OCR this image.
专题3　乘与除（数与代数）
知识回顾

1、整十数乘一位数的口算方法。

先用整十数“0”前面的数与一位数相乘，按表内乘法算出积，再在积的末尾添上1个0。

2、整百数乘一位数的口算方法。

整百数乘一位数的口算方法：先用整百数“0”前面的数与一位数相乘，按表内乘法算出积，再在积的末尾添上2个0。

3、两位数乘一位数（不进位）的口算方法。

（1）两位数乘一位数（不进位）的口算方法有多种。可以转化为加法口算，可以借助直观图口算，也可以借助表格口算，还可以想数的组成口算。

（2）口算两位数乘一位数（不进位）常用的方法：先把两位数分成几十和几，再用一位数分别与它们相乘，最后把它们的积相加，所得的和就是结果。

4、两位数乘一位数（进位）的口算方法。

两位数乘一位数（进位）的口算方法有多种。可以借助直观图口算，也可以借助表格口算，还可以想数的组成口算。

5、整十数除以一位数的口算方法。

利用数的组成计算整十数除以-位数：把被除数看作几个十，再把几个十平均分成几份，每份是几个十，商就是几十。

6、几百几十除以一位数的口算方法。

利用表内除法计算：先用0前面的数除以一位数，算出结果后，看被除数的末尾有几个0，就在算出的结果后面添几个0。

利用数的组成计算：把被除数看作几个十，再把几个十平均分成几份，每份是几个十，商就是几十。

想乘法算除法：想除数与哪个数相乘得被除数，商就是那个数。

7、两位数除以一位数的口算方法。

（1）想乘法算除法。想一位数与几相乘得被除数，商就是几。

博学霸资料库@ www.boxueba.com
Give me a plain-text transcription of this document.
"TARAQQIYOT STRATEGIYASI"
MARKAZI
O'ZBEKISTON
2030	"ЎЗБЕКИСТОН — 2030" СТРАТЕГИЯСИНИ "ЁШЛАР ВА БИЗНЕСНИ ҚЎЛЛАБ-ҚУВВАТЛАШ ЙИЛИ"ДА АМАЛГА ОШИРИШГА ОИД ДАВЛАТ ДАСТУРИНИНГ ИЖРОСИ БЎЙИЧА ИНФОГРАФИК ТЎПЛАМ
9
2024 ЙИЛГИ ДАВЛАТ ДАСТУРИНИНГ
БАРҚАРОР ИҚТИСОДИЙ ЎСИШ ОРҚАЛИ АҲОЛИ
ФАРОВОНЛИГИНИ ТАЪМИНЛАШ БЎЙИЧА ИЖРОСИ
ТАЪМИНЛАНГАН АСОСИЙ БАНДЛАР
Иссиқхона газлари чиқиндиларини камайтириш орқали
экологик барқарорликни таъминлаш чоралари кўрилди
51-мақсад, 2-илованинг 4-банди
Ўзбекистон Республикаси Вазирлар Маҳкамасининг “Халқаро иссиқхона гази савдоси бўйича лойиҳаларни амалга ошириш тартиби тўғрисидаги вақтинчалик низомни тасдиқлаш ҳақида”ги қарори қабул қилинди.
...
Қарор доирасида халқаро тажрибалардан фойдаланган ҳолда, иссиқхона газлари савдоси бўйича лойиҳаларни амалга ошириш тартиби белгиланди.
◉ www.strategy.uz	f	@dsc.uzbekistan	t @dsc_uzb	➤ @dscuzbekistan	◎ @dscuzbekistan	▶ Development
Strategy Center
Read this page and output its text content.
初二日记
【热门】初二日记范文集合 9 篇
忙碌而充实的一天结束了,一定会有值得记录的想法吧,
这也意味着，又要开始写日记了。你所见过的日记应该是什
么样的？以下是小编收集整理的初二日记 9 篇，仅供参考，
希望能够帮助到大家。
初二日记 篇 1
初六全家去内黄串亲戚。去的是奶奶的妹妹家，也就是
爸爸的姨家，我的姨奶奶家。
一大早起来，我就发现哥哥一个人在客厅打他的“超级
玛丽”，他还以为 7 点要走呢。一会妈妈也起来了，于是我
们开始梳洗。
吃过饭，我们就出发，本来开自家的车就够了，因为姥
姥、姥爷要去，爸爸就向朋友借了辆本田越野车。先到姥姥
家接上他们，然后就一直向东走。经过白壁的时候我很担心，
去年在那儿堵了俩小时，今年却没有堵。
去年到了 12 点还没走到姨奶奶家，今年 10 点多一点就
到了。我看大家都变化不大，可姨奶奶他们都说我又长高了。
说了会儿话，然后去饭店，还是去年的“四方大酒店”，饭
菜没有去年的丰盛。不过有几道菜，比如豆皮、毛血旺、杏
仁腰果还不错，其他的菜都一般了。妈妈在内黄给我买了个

▸ PROBLEM DESCRIPTION
Repeat the records above exactly.

▸ THE RESULT
OCR this image.
专题3　乘与除（数与代数）
知识回顾

1、整十数乘一位数的口算方法。

先用整十数“0”前面的数与一位数相乘，按表内乘法算出积，再在积的末尾添上1个0。

2、整百数乘一位数的口算方法。

整百数乘一位数的口算方法：先用整百数“0”前面的数与一位数相乘，按表内乘法算出积，再在积的末尾添上2个0。

3、两位数乘一位数（不进位）的口算方法。

（1）两位数乘一位数（不进位）的口算方法有多种。可以转化为加法口算，可以借助直观图口算，也可以借助表格口算，还可以想数的组成口算。

（2）口算两位数乘一位数（不进位）常用的方法：先把两位数分成几十和几，再用一位数分别与它们相乘，最后把它们的积相加，所得的和就是结果。

4、两位数乘一位数（进位）的口算方法。

两位数乘一位数（进位）的口算方法有多种。可以借助直观图口算，也可以借助表格口算，还可以想数的组成口算。

5、整十数除以一位数的口算方法。

利用数的组成计算整十数除以-位数：把被除数看作几个十，再把几个十平均分成几份，每份是几个十，商就是几十。

6、几百几十除以一位数的口算方法。

利用表内除法计算：先用0前面的数除以一位数，算出结果后，看被除数的末尾有几个0，就在算出的结果后面添几个0。

利用数的组成计算：把被除数看作几个十，再把几个十平均分成几份，每份是几个十，商就是几十。

想乘法算除法：想除数与哪个数相乘得被除数，商就是那个数。

7、两位数除以一位数的口算方法。

（1）想乘法算除法。想一位数与几相乘得被除数，商就是几。

博学霸资料库@ www.boxueba.com
Give me a plain-text transcription of this document.
"TARAQQIYOT STRATEGIYASI"
MARKAZI
O'ZBEKISTON
2030	"ЎЗБЕКИСТОН — 2030" СТРАТЕГИЯСИНИ "ЁШЛАР ВА БИЗНЕСНИ ҚЎЛЛАБ-ҚУВВАТЛАШ ЙИЛИ"ДА АМАЛГА ОШИРИШГА ОИД ДАВЛАТ ДАСТУРИНИНГ ИЖРОСИ БЎЙИЧА ИНФОГРАФИК ТЎПЛАМ
9
2024 ЙИЛГИ ДАВЛАТ ДАСТУРИНИНГ
БАРҚАРОР ИҚТИСОДИЙ ЎСИШ ОРҚАЛИ АҲОЛИ
ФАРОВОНЛИГИНИ ТАЪМИНЛАШ БЎЙИЧА ИЖРОСИ
ТАЪМИНЛАНГАН АСОСИЙ БАНДЛАР
Иссиқхона газлари чиқиндиларини камайтириш орқали
экологик барқарорликни таъминлаш чоралари кўрилди
51-мақсад, 2-илованинг 4-банди
Ўзбекистон Республикаси Вазирлар Маҳкамасининг “Халқаро иссиқхона гази савдоси бўйича лойиҳаларни амалга ошириш тартиби тўғрисидаги вақтинчалик низомни тасдиқлаш ҳақида”ги қарори қабул қилинди.
...
Қарор доирасида халқаро тажрибалардан фойдаланган ҳолда, иссиқхона газлари савдоси бўйича лойиҳаларни амалга ошириш тартиби белгиланди.
◉ www.strategy.uz	f	@dsc.uzbekistan	t @dsc_uzb	➤ @dscuzbekistan	◎ @dscuzbekistan	▶ Development
Strategy Center
Read this page and output its text content.
初二日记
【热门】初二日记范文集合 9 篇
忙碌而充实的一天结束了,一定会有值得记录的想法吧,
这也意味着，又要开始写日记了。你所见过的日记应该是什
么样的？以下是小编收集整理的初二日记 9 篇，仅供参考，
希望能够帮助到大家。
初二日记 篇 1
初六全家去内黄串亲戚。去的是奶奶的妹妹家，也就是
爸爸的姨家，我的姨奶奶家。
一大早起来，我就发现哥哥一个人在客厅打他的“超级
玛丽”，他还以为 7 点要走呢。一会妈妈也起来了，于是我
们开始梳洗。
吃过饭，我们就出发，本来开自家的车就够了，因为姥
姥、姥爷要去，爸爸就向朋友借了辆本田越野车。先到姥姥
家接上他们，然后就一直向东走。经过白壁的时候我很担心，
去年在那儿堵了俩小时，今年却没有堵。
去年到了 12 点还没走到姨奶奶家，今年 10 点多一点就
到了。我看大家都变化不大，可姨奶奶他们都说我又长高了。
说了会儿话，然后去饭店，还是去年的“四方大酒店”，饭
菜没有去年的丰盛。不过有几道菜，比如豆皮、毛血旺、杏
仁腰果还不错，其他的菜都一般了。妈妈在内黄给我买了个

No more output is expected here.